## SET EXERCISE
Your task is to copy every record exactly.
====================
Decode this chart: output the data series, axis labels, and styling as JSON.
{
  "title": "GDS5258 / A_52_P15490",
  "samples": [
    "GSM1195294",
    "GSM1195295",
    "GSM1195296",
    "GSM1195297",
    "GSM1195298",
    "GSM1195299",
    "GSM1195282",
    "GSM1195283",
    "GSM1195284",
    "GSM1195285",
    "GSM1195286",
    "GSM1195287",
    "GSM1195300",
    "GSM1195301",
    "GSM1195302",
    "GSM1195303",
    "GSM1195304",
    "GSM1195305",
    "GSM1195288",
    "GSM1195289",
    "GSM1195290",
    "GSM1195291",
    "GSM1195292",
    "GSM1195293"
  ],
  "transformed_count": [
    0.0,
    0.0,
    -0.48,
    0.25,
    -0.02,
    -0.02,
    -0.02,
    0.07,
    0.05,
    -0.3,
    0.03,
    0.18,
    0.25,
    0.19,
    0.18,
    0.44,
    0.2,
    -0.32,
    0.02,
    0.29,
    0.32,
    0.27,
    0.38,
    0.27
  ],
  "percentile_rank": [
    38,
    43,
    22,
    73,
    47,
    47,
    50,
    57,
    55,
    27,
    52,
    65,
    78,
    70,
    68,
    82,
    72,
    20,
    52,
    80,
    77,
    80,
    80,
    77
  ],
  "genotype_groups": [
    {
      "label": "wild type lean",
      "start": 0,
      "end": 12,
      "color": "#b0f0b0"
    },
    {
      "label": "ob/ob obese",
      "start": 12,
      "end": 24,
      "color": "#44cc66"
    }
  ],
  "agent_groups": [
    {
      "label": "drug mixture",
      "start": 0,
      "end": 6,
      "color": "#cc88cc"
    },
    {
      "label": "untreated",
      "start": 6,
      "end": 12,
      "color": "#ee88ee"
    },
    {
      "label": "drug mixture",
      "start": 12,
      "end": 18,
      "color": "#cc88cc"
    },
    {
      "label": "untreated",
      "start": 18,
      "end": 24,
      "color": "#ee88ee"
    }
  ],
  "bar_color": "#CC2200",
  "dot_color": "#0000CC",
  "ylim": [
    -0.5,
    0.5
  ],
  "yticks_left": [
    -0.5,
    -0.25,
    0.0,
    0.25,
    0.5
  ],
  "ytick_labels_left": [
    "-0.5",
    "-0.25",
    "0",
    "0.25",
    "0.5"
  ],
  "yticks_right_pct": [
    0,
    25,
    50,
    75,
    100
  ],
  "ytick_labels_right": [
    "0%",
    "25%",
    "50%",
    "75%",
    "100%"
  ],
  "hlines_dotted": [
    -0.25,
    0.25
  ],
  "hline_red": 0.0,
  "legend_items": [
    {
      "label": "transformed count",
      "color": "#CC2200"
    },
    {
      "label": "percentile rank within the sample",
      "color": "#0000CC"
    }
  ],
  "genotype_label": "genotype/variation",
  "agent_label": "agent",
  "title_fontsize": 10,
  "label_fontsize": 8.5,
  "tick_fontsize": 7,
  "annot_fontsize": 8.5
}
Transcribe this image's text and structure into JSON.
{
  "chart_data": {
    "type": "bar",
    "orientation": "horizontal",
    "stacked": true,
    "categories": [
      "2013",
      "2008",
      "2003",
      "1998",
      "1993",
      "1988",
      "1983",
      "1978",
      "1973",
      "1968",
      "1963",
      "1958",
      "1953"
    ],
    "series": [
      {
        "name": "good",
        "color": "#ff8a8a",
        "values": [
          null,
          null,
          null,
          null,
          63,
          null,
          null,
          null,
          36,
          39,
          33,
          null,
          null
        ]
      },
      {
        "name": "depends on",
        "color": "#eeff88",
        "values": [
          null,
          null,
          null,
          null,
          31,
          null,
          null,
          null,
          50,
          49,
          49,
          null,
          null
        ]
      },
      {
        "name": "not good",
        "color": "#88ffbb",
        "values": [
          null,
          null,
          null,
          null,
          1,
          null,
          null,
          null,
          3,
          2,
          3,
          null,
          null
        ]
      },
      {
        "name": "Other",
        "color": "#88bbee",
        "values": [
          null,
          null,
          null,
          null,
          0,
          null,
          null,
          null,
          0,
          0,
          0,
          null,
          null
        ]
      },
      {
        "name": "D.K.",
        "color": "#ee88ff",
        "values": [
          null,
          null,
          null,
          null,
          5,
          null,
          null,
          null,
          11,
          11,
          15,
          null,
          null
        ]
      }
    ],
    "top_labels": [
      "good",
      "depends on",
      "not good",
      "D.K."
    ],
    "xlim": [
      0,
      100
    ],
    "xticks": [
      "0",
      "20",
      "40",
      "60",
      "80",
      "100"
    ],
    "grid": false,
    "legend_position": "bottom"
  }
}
====================
## RESPONSE FOR THIS EXERCISE
Decode this chart: output the data series, axis labels, and styling as JSON.
{
  "title": "GDS5258 / A_52_P15490",
  "samples": [
    "GSM1195294",
    "GSM1195295",
    "GSM1195296",
    "GSM1195297",
    "GSM1195298",
    "GSM1195299",
    "GSM1195282",
    "GSM1195283",
    "GSM1195284",
    "GSM1195285",
    "GSM1195286",
    "GSM1195287",
    "GSM1195300",
    "GSM1195301",
    "GSM1195302",
    "GSM1195303",
    "GSM1195304",
    "GSM1195305",
    "GSM1195288",
    "GSM1195289",
    "GSM1195290",
    "GSM1195291",
    "GSM1195292",
    "GSM1195293"
  ],
  "transformed_count": [
    0.0,
    0.0,
    -0.48,
    0.25,
    -0.02,
    -0.02,
    -0.02,
    0.07,
    0.05,
    -0.3,
    0.03,
    0.18,
    0.25,
    0.19,
    0.18,
    0.44,
    0.2,
    -0.32,
    0.02,
    0.29,
    0.32,
    0.27,
    0.38,
    0.27
  ],
  "percentile_rank": [
    38,
    43,
    22,
    73,
    47,
    47,
    50,
    57,
    55,
    27,
    52,
    65,
    78,
    70,
    68,
    82,
    72,
    20,
    52,
    80,
    77,
    80,
    80,
    77
  ],
  "genotype_groups": [
    {
      "label": "wild type lean",
      "start": 0,
      "end": 12,
      "color": "#b0f0b0"
    },
    {
      "label": "ob/ob obese",
      "start": 12,
      "end": 24,
      "color": "#44cc66"
    }
  ],
  "agent_groups": [
    {
      "label": "drug mixture",
      "start": 0,
      "end": 6,
      "color": "#cc88cc"
    },
    {
      "label": "untreated",
      "start": 6,
      "end": 12,
      "color": "#ee88ee"
    },
    {
      "label": "drug mixture",
      "start": 12,
      "end": 18,
      "color": "#cc88cc"
    },
    {
      "label": "untreated",
      "start": 18,
      "end": 24,
      "color": "#ee88ee"
    }
  ],
  "bar_color": "#CC2200",
  "dot_color": "#0000CC",
  "ylim": [
    -0.5,
    0.5
  ],
  "yticks_left": [
    -0.5,
    -0.25,
    0.0,
    0.25,
    0.5
  ],
  "ytick_labels_left": [
    "-0.5",
    "-0.25",
    "0",
    "0.25",
    "0.5"
  ],
  "yticks_right_pct": [
    0,
    25,
    50,
    75,
    100
  ],
  "ytick_labels_right": [
    "0%",
    "25%",
    "50%",
    "75%",
    "100%"
  ],
  "hlines_dotted": [
    -0.25,
    0.25
  ],
  "hline_red": 0.0,
  "legend_items": [
    {
      "label": "transformed count",
      "color": "#CC2200"
    },
    {
      "label": "percentile rank within the sample",
      "color": "#0000CC"
    }
  ],
  "genotype_label": "genotype/variation",
  "agent_label": "agent",
  "title_fontsize": 10,
  "label_fontsize": 8.5,
  "tick_fontsize": 7,
  "annot_fontsize": 8.5
}
Transcribe this image's text and structure into JSON.
{
  "chart_data": {
    "type": "bar",
    "orientation": "horizontal",
    "stacked": true,
    "categories": [
      "2013",
      "2008",
      "2003",
      "1998",
      "1993",
      "1988",
      "1983",
      "1978",
      "1973",
      "1968",
      "1963",
      "1958",
      "1953"
    ],
    "series": [
      {
        "name": "good",
        "color": "#ff8a8a",
        "values": [
          null,
          null,
          null,
          null,
          63,
          null,
          null,
          null,
          36,
          39,
          33,
          null,
          null
        ]
      },
      {
        "name": "depends on",
        "color": "#eeff88",
        "values": [
          null,
          null,
          null,
          null,
          31,
          null,
          null,
          null,
          50,
          49,
          49,
          null,
          null
        ]
      },
      {
        "name": "not good",
        "color": "#88ffbb",
        "values": [
          null,
          null,
          null,
          null,
          1,
          null,
          null,
          null,
          3,
          2,
          3,
          null,
          null
        ]
      },
      {
        "name": "Other",
        "color": "#88bbee",
        "values": [
          null,
          null,
          null,
          null,
          0,
          null,
          null,
          null,
          0,
          0,
          0,
          null,
          null
        ]
      },
      {
        "name": "D.K.",
        "color": "#ee88ff",
        "values": [
          null,
          null,
          null,
          null,
          5,
          null,
          null,
          null,
          11,
          11,
          15,
          null,
          null
        ]
      }
    ],
    "top_labels": [
      "good",
      "depends on",
      "not good",
      "D.K."
    ],
    "xlim": [
      0,
      100
    ],
    "xticks": [
      "0",
      "20",
      "40",
      "60",
      "80",
      "100"
    ],
    "grid": false,
    "legend_position": "bottom"
  }
}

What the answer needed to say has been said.